Start of EXERCISE MATERIAL

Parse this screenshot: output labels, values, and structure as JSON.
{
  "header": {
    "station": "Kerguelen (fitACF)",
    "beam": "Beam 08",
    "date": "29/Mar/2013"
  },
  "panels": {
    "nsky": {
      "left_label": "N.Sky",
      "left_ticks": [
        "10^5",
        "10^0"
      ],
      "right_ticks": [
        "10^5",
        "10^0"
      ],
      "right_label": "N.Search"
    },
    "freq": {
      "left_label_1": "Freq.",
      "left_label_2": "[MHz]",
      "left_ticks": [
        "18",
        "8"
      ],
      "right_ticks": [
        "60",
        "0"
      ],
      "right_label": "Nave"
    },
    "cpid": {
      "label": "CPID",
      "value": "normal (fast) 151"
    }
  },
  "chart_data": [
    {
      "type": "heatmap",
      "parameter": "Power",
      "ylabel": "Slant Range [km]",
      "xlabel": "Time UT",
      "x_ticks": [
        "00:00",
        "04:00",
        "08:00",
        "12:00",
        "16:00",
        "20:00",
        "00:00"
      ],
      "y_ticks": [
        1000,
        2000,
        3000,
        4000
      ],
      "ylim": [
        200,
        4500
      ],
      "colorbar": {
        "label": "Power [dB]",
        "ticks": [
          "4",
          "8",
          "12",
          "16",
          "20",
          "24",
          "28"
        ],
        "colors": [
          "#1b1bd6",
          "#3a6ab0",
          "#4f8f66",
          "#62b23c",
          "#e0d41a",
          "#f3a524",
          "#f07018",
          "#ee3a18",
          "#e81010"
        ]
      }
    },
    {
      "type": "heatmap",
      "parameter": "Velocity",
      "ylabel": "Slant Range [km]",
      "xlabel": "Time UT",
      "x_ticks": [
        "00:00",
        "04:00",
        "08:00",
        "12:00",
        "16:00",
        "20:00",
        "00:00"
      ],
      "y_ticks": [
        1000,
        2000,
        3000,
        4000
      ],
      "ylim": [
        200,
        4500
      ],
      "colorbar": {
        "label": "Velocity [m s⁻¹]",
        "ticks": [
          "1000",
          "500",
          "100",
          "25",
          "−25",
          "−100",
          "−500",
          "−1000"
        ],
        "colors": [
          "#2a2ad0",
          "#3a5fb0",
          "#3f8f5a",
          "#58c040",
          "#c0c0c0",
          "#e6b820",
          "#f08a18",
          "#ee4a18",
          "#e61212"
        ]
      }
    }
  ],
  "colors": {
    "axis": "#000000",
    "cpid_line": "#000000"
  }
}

End of EXERCISE MATERIAL

TASK REQUIREMENTS => All of the entries should be written out again exactly.

RESULT OF THE EXERCISE =>
Parse this screenshot: output labels, values, and structure as JSON.
{
  "header": {
    "station": "Kerguelen (fitACF)",
    "beam": "Beam 08",
    "date": "29/Mar/2013"
  },
  "panels": {
    "nsky": {
      "left_label": "N.Sky",
      "left_ticks": [
        "10^5",
        "10^0"
      ],
      "right_ticks": [
        "10^5",
        "10^0"
      ],
      "right_label": "N.Search"
    },
    "freq": {
      "left_label_1": "Freq.",
      "left_label_2": "[MHz]",
      "left_ticks": [
        "18",
        "8"
      ],
      "right_ticks": [
        "60",
        "0"
      ],
      "right_label": "Nave"
    },
    "cpid": {
      "label": "CPID",
      "value": "normal (fast) 151"
    }
  },
  "chart_data": [
    {
      "type": "heatmap",
      "parameter": "Power",
      "ylabel": "Slant Range [km]",
      "xlabel": "Time UT",
      "x_ticks": [
        "00:00",
        "04:00",
        "08:00",
        "12:00",
        "16:00",
        "20:00",
        "00:00"
      ],
      "y_ticks": [
        1000,
        2000,
        3000,
        4000
      ],
      "ylim": [
        200,
        4500
      ],
      "colorbar": {
        "label": "Power [dB]",
        "ticks": [
          "4",
          "8",
          "12",
          "16",
          "20",
          "24",
          "28"
        ],
        "colors": [
          "#1b1bd6",
          "#3a6ab0",
          "#4f8f66",
          "#62b23c",
          "#e0d41a",
          "#f3a524",
          "#f07018",
          "#ee3a18",
          "#e81010"
        ]
      }
    },
    {
      "type": "heatmap",
      "parameter": "Velocity",
      "ylabel": "Slant Range [km]",
      "xlabel": "Time UT",
      "x_ticks": [
        "00:00",
        "04:00",
        "08:00",
        "12:00",
        "16:00",
        "20:00",
        "00:00"
      ],
      "y_ticks": [
        1000,
        2000,
        3000,
        4000
      ],
      "ylim": [
        200,
        4500
      ],
      "colorbar": {
        "label": "Velocity [m s⁻¹]",
        "ticks": [
          "1000",
          "500",
          "100",
          "25",
          "−25",
          "−100",
          "−500",
          "−1000"
        ],
        "colors": [
          "#2a2ad0",
          "#3a5fb0",
          "#3f8f5a",
          "#58c040",
          "#c0c0c0",
          "#e6b820",
          "#f08a18",
          "#ee4a18",
          "#e61212"
        ]
      }
    }
  ],
  "colors": {
    "axis": "#000000",
    "cpid_line": "#000000"
  }
}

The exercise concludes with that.